[Dataset records]

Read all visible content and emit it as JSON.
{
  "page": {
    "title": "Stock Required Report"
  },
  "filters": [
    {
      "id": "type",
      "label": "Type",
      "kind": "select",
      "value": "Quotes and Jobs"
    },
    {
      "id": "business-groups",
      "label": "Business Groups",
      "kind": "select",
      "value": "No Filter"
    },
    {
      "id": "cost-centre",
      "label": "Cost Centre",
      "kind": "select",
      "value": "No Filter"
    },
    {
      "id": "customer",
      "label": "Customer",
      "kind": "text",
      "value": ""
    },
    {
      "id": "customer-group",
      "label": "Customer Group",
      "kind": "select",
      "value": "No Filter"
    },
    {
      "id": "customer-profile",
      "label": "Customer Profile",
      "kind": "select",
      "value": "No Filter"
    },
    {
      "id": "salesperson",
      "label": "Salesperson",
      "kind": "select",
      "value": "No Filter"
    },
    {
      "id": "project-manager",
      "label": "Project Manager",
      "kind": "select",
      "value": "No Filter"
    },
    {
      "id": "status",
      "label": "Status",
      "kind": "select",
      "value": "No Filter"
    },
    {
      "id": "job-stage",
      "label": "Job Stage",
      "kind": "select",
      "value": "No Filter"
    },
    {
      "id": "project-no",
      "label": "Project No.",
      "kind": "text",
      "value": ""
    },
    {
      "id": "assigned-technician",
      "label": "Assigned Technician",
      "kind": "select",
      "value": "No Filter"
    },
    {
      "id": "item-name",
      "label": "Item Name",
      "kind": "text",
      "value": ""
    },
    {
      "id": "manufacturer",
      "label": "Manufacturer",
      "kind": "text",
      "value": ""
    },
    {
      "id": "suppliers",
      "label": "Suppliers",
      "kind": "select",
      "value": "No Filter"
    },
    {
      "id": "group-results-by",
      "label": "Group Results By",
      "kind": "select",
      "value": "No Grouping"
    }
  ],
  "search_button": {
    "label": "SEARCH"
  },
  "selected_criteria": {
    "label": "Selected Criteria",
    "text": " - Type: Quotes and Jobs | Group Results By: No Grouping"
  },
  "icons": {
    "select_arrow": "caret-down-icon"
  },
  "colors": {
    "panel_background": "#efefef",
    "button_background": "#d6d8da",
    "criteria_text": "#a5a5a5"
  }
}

— DIRECTIONS —
Reproduce every line above without error.

— TASK ANSWER —
Read all visible content and emit it as JSON.
{
  "page": {
    "title": "Stock Required Report"
  },
  "filters": [
    {
      "id": "type",
      "label": "Type",
      "kind": "select",
      "value": "Quotes and Jobs"
    },
    {
      "id": "business-groups",
      "label": "Business Groups",
      "kind": "select",
      "value": "No Filter"
    },
    {
      "id": "cost-centre",
      "label": "Cost Centre",
      "kind": "select",
      "value": "No Filter"
    },
    {
      "id": "customer",
      "label": "Customer",
      "kind": "text",
      "value": ""
    },
    {
      "id": "customer-group",
      "label": "Customer Group",
      "kind": "select",
      "value": "No Filter"
    },
    {
      "id": "customer-profile",
      "label": "Customer Profile",
      "kind": "select",
      "value": "No Filter"
    },
    {
      "id": "salesperson",
      "label": "Salesperson",
      "kind": "select",
      "value": "No Filter"
    },
    {
      "id": "project-manager",
      "label": "Project Manager",
      "kind": "select",
      "value": "No Filter"
    },
    {
      "id": "status",
      "label": "Status",
      "kind": "select",
      "value": "No Filter"
    },
    {
      "id": "job-stage",
      "label": "Job Stage",
      "kind": "select",
      "value": "No Filter"
    },
    {
      "id": "project-no",
      "label": "Project No.",
      "kind": "text",
      "value": ""
    },
    {
      "id": "assigned-technician",
      "label": "Assigned Technician",
      "kind": "select",
      "value": "No Filter"
    },
    {
      "id": "item-name",
      "label": "Item Name",
      "kind": "text",
      "value": ""
    },
    {
      "id": "manufacturer",
      "label": "Manufacturer",
      "kind": "text",
      "value": ""
    },
    {
      "id": "suppliers",
      "label": "Suppliers",
      "kind": "select",
      "value": "No Filter"
    },
    {
      "id": "group-results-by",
      "label": "Group Results By",
      "kind": "select",
      "value": "No Grouping"
    }
  ],
  "search_button": {
    "label": "SEARCH"
  },
  "selected_criteria": {
    "label": "Selected Criteria",
    "text": " - Type: Quotes and Jobs | Group Results By: No Grouping"
  },
  "icons": {
    "select_arrow": "caret-down-icon"
  },
  "colors": {
    "panel_background": "#efefef",
    "button_background": "#d6d8da",
    "criteria_text": "#a5a5a5"
  }
}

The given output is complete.